**MATERIALS PROVIDED:**
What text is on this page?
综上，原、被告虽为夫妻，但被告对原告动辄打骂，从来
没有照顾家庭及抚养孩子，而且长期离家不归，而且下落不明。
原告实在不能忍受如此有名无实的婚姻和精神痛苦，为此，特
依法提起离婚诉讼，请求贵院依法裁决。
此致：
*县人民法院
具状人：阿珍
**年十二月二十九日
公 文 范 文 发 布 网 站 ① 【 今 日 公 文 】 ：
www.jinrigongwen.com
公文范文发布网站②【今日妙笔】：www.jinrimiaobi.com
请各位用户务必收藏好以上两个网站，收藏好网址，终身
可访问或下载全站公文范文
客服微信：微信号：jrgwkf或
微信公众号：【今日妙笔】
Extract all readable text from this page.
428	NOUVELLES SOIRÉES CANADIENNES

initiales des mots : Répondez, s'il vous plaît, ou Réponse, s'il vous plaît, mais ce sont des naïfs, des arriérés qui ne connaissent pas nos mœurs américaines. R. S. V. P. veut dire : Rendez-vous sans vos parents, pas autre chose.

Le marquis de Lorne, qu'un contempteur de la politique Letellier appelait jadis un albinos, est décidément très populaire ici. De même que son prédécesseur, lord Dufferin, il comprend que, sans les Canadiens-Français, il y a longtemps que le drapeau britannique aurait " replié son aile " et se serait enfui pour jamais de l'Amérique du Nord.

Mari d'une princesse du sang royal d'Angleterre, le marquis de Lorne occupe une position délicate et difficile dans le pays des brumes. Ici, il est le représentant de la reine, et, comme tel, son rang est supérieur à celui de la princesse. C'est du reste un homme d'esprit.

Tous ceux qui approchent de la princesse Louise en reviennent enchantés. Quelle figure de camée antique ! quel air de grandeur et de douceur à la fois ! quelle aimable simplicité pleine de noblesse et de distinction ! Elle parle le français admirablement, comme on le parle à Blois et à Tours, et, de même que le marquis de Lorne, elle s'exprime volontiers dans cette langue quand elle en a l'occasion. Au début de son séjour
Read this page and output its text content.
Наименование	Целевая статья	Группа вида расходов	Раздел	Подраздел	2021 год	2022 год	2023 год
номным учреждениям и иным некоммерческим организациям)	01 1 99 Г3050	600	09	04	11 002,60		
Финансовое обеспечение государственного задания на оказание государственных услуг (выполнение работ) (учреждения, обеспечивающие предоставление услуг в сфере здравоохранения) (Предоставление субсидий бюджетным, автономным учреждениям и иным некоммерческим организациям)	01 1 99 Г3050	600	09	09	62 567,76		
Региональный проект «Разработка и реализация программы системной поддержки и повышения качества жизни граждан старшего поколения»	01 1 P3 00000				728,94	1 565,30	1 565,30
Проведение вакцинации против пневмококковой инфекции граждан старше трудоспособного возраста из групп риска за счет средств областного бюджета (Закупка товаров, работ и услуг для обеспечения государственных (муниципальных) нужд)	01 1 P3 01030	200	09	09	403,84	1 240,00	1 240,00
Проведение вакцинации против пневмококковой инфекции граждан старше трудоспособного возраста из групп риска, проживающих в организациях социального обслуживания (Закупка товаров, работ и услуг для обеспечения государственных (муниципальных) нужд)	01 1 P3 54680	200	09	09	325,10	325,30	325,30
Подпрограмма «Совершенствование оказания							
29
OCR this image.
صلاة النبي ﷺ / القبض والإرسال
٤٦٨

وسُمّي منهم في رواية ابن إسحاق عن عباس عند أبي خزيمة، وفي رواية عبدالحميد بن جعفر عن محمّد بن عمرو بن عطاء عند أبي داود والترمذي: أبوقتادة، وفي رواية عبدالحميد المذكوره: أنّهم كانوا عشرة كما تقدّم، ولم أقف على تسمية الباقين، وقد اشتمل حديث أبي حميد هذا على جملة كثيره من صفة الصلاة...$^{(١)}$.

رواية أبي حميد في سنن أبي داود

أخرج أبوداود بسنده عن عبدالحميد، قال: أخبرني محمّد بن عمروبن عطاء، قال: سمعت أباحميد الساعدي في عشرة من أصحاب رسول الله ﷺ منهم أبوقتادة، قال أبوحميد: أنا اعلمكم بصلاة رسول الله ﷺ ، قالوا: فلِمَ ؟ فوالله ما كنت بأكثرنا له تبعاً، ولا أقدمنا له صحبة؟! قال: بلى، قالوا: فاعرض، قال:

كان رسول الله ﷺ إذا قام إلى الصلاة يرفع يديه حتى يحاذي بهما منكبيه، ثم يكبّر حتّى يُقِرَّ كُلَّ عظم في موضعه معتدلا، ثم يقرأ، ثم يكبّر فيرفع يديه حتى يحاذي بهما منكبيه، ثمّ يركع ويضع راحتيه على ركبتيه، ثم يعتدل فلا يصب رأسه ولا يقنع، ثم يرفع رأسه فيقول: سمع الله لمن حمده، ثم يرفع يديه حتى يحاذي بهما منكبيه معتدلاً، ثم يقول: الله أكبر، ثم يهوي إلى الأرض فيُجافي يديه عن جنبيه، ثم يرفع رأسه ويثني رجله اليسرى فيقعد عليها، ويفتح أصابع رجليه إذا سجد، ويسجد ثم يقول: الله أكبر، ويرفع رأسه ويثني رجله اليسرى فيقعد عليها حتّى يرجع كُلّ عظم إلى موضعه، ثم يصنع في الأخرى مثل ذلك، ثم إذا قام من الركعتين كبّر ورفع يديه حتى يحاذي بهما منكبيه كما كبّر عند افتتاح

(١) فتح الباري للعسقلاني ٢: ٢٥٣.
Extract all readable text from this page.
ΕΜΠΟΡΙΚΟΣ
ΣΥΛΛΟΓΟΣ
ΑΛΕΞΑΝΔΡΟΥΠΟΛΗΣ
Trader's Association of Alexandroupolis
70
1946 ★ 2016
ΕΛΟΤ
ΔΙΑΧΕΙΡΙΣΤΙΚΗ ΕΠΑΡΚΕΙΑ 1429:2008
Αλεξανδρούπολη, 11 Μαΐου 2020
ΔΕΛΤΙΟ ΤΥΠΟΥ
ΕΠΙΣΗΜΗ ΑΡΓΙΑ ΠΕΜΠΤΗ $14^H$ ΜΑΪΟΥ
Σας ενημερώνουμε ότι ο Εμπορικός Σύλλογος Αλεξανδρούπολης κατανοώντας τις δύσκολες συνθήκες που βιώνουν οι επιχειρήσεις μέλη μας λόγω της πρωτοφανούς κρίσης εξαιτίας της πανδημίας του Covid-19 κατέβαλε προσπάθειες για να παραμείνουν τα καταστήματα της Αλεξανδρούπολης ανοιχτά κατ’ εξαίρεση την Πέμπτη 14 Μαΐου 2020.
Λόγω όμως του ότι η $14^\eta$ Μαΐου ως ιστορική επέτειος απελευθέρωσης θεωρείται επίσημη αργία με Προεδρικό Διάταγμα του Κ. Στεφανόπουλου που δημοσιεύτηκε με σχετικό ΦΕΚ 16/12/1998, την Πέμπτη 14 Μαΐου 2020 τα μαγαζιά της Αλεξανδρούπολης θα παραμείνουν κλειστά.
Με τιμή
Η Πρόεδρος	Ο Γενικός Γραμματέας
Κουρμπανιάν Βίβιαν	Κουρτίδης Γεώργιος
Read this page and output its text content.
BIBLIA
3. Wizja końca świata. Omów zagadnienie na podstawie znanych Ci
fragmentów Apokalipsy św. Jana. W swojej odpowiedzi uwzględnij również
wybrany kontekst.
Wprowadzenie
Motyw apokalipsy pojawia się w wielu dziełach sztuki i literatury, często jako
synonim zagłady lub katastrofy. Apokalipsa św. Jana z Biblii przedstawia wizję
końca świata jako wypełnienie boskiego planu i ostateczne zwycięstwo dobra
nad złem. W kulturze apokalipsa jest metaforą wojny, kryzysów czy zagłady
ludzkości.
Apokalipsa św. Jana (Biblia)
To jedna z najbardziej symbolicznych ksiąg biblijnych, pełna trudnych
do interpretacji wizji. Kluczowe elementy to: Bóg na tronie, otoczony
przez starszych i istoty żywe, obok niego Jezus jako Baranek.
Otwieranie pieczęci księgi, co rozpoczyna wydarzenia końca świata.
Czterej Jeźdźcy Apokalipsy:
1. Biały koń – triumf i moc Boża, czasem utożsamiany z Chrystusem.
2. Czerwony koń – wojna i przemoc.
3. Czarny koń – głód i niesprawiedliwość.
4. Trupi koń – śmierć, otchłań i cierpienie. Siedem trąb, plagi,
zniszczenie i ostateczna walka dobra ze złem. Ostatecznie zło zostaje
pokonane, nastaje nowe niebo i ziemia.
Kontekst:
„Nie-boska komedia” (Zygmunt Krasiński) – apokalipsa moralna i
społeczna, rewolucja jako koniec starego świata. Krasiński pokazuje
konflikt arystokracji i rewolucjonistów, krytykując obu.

**PROBLEM REQUIREMENTS:** Copy each line above that contains the string "dobra".

**WRITTEN ANSWER:**
końca świata jako wypełnienie boskiego planu i ostateczne zwycięstwo dobra
zniszczenie i ostateczna walka dobra ze złem. Ostatecznie zło zostaje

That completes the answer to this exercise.